-- Begin --

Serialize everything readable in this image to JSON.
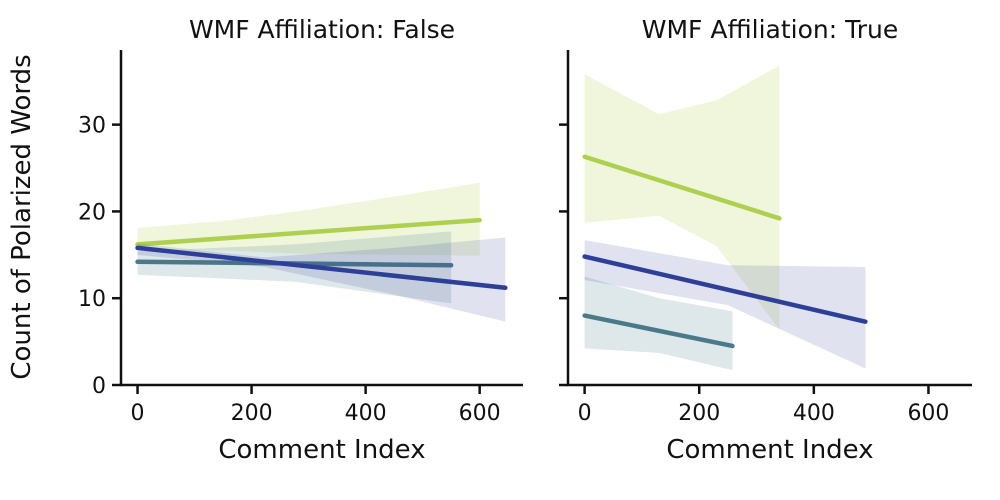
{
  "figure": {
    "background": "#ffffff",
    "text_color": "#111111"
  },
  "chart_data": {
    "type": "line",
    "description": "Two-panel regression plot (lmplot style) with confidence bands, no legend, no grid",
    "xlabel": "Comment Index",
    "ylabel": "Count of Polarized Words",
    "xlim": [
      -29,
      676
    ],
    "ylim": [
      0,
      38.6
    ],
    "xticks": [
      0,
      200,
      400,
      600
    ],
    "yticks": [
      0,
      10,
      20,
      30
    ],
    "grid": false,
    "legend": "none",
    "panels": [
      {
        "title": "WMF Affiliation: False",
        "series": [
          {
            "name": "yellowgreen",
            "color": "#aed04f",
            "band_color": "rgba(174,208,79,0.20)",
            "line": {
              "x": [
                0,
                600
              ],
              "y": [
                16.2,
                19.0
              ]
            },
            "ci_top": {
              "x": [
                0,
                150,
                300,
                450,
                600
              ],
              "y": [
                18.1,
                18.9,
                20.2,
                21.7,
                23.3
              ]
            },
            "ci_bottom": {
              "x": [
                0,
                150,
                300,
                450,
                600
              ],
              "y": [
                15.7,
                15.5,
                15.1,
                15.0,
                14.9
              ]
            }
          },
          {
            "name": "teal",
            "color": "#4a7a89",
            "band_color": "rgba(74,122,137,0.18)",
            "line": {
              "x": [
                0,
                550
              ],
              "y": [
                14.2,
                13.8
              ]
            },
            "ci_top": {
              "x": [
                0,
                275,
                550
              ],
              "y": [
                15.4,
                16.2,
                17.7
              ]
            },
            "ci_bottom": {
              "x": [
                0,
                275,
                550
              ],
              "y": [
                12.7,
                11.9,
                9.4
              ]
            }
          },
          {
            "name": "navy",
            "color": "#2e3f97",
            "band_color": "rgba(46,63,151,0.15)",
            "line": {
              "x": [
                0,
                645
              ],
              "y": [
                15.8,
                11.2
              ]
            },
            "ci_top": {
              "x": [
                0,
                223,
                450,
                645
              ],
              "y": [
                16.3,
                14.7,
                15.8,
                17.0
              ]
            },
            "ci_bottom": {
              "x": [
                0,
                223,
                450,
                645
              ],
              "y": [
                15.0,
                13.6,
                10.4,
                7.3
              ]
            }
          }
        ]
      },
      {
        "title": "WMF Affiliation: True",
        "series": [
          {
            "name": "yellowgreen",
            "color": "#aed04f",
            "band_color": "rgba(174,208,79,0.20)",
            "line": {
              "x": [
                0,
                340
              ],
              "y": [
                26.3,
                19.2
              ]
            },
            "ci_top": {
              "x": [
                0,
                130,
                230,
                340
              ],
              "y": [
                35.8,
                31.2,
                32.8,
                36.8
              ]
            },
            "ci_bottom": {
              "x": [
                0,
                130,
                230,
                340
              ],
              "y": [
                18.7,
                19.5,
                16.0,
                6.4
              ]
            }
          },
          {
            "name": "teal",
            "color": "#4a7a89",
            "band_color": "rgba(74,122,137,0.18)",
            "line": {
              "x": [
                0,
                258
              ],
              "y": [
                8.0,
                4.5
              ]
            },
            "ci_top": {
              "x": [
                0,
                130,
                258
              ],
              "y": [
                12.5,
                10.0,
                8.5
              ]
            },
            "ci_bottom": {
              "x": [
                0,
                130,
                258
              ],
              "y": [
                4.2,
                3.7,
                1.7
              ]
            }
          },
          {
            "name": "navy",
            "color": "#2e3f97",
            "band_color": "rgba(46,63,151,0.15)",
            "line": {
              "x": [
                0,
                490
              ],
              "y": [
                14.8,
                7.3
              ]
            },
            "ci_top": {
              "x": [
                0,
                250,
                490
              ],
              "y": [
                16.7,
                13.8,
                13.6
              ]
            },
            "ci_bottom": {
              "x": [
                0,
                250,
                490
              ],
              "y": [
                12.1,
                9.2,
                1.9
              ]
            }
          }
        ]
      }
    ]
  }
}
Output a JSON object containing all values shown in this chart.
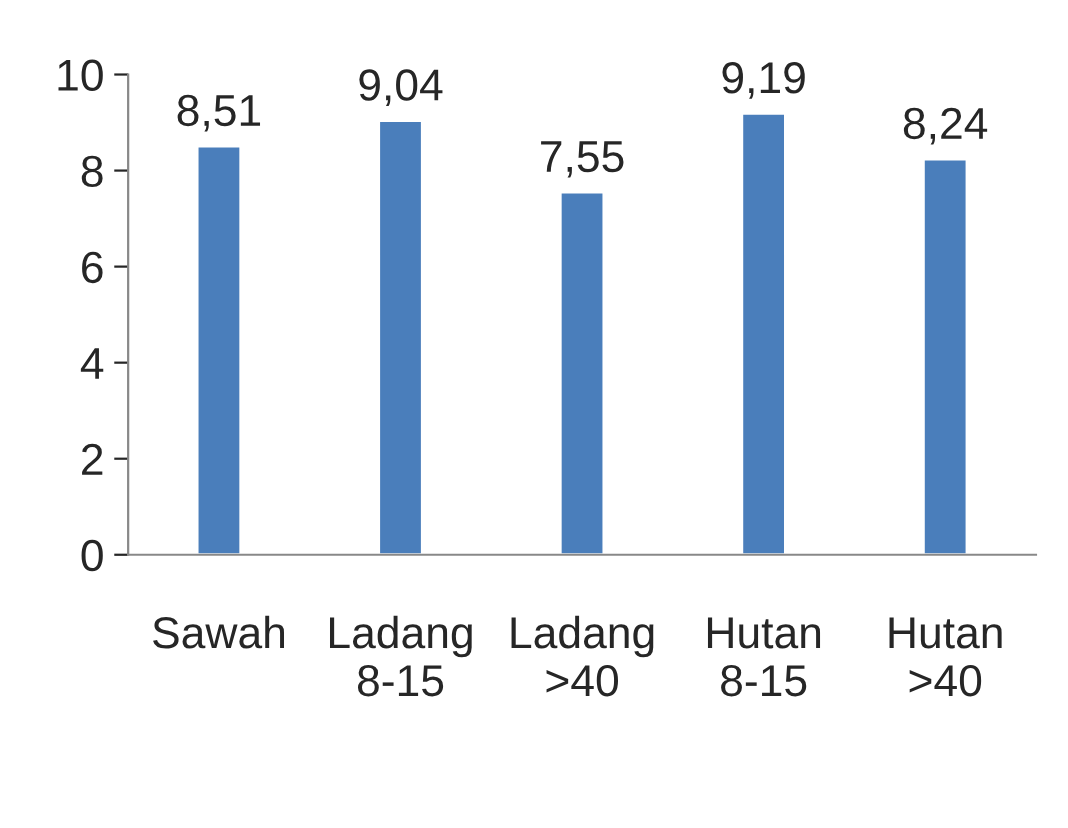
{
  "chart_data": {
    "type": "bar",
    "categories": [
      "Sawah",
      "Ladang\n8-15",
      "Ladang\n>40",
      "Hutan\n8-15",
      "Hutan\n>40"
    ],
    "values": [
      8.51,
      9.04,
      7.55,
      9.19,
      8.24
    ],
    "value_labels": [
      "8,51",
      "9,04",
      "7,55",
      "9,19",
      "8,24"
    ],
    "color": "#4a7ebb",
    "ylim": [
      0,
      10
    ],
    "yticks": [
      0,
      2,
      4,
      6,
      8,
      10
    ],
    "grid": false,
    "legend": false
  }
}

-- End --

**Problem to solve**
Take the listing and print it again exactly, but without any pictures.

**Finished task**
Serialize everything readable in this image to JSON.
{
  "figure": {
    "background": "#ffffff",
    "text_color": "#111111"
  },
  "chart_data": {
    "type": "line",
    "description": "Two-panel regression plot (lmplot style) with confidence bands, no legend, no grid",
    "xlabel": "Comment Index",
    "ylabel": "Count of Polarized Words",
    "xlim": [
      -29,
      676
    ],
    "ylim": [
      0,
      38.6
    ],
    "xticks": [
      0,
      200,
      400,
      600
    ],
    "yticks": [
      0,
      10,
      20,
      30
    ],
    "grid": false,
    "legend": "none",
    "panels": [
      {
        "title": "WMF Affiliation: False",
        "series": [
          {
            "name": "yellowgreen",
            "color": "#aed04f",
            "band_color": "rgba(174,208,79,0.20)",
            "line": {
              "x": [
                0,
                600
              ],
              "y": [
                16.2,
                19.0
              ]
            },
            "ci_top": {
              "x": [
                0,
                150,
                300,
                450,
                600
              ],
              "y": [
                18.1,
                18.9,
                20.2,
                21.7,
                23.3
              ]
            },
            "ci_bottom": {
              "x": [
                0,
                150,
                300,
                450,
                600
              ],
              "y": [
                15.7,
                15.5,
                15.1,
                15.0,
                14.9
              ]
            }
          },
          {
            "name": "teal",
            "color": "#4a7a89",
            "band_color": "rgba(74,122,137,0.18)",
            "line": {
              "x": [
                0,
                550
              ],
              "y": [
                14.2,
                13.8
              ]
            },
            "ci_top": {
              "x": [
                0,
                275,
                550
              ],
              "y": [
                15.4,
                16.2,
                17.7
              ]
            },
            "ci_bottom": {
              "x": [
                0,
                275,
                550
              ],
              "y": [
                12.7,
                11.9,
                9.4
              ]
            }
          },
          {
            "name": "navy",
            "color": "#2e3f97",
            "band_color": "rgba(46,63,151,0.15)",
            "line": {
              "x": [
                0,
                645
              ],
              "y": [
                15.8,
                11.2
              ]
            },
            "ci_top": {
              "x": [
                0,
                223,
                450,
                645
              ],
              "y": [
                16.3,
                14.7,
                15.8,
                17.0
              ]
            },
            "ci_bottom": {
              "x": [
                0,
                223,
                450,
                645
              ],
              "y": [
                15.0,
                13.6,
                10.4,
                7.3
              ]
            }
          }
        ]
      },
      {
        "title": "WMF Affiliation: True",
        "series": [
          {
            "name": "yellowgreen",
            "color": "#aed04f",
            "band_color": "rgba(174,208,79,0.20)",
            "line": {
              "x": [
                0,
                340
              ],
              "y": [
                26.3,
                19.2
              ]
            },
            "ci_top": {
              "x": [
                0,
                130,
                230,
                340
              ],
              "y": [
                35.8,
                31.2,
                32.8,
                36.8
              ]
            },
            "ci_bottom": {
              "x": [
                0,
                130,
                230,
                340
              ],
              "y": [
                18.7,
                19.5,
                16.0,
                6.4
              ]
            }
          },
          {
            "name": "teal",
            "color": "#4a7a89",
            "band_color": "rgba(74,122,137,0.18)",
            "line": {
              "x": [
                0,
                258
              ],
              "y": [
                8.0,
                4.5
              ]
            },
            "ci_top": {
              "x": [
                0,
                130,
                258
              ],
              "y": [
                12.5,
                10.0,
                8.5
              ]
            },
            "ci_bottom": {
              "x": [
                0,
                130,
                258
              ],
              "y": [
                4.2,
                3.7,
                1.7
              ]
            }
          },
          {
            "name": "navy",
            "color": "#2e3f97",
            "band_color": "rgba(46,63,151,0.15)",
            "line": {
              "x": [
                0,
                490
              ],
              "y": [
                14.8,
                7.3
              ]
            },
            "ci_top": {
              "x": [
                0,
                250,
                490
              ],
              "y": [
                16.7,
                13.8,
                13.6
              ]
            },
            "ci_bottom": {
              "x": [
                0,
                250,
                490
              ],
              "y": [
                12.1,
                9.2,
                1.9
              ]
            }
          }
        ]
      }
    ]
  }
}
Output a JSON object containing all values shown in this chart.
{
  "chart_data": {
    "type": "bar",
    "categories": [
      "Sawah",
      "Ladang\n8-15",
      "Ladang\n>40",
      "Hutan\n8-15",
      "Hutan\n>40"
    ],
    "values": [
      8.51,
      9.04,
      7.55,
      9.19,
      8.24
    ],
    "value_labels": [
      "8,51",
      "9,04",
      "7,55",
      "9,19",
      "8,24"
    ],
    "color": "#4a7ebb",
    "ylim": [
      0,
      10
    ],
    "yticks": [
      0,
      2,
      4,
      6,
      8,
      10
    ],
    "grid": false,
    "legend": false
  }
}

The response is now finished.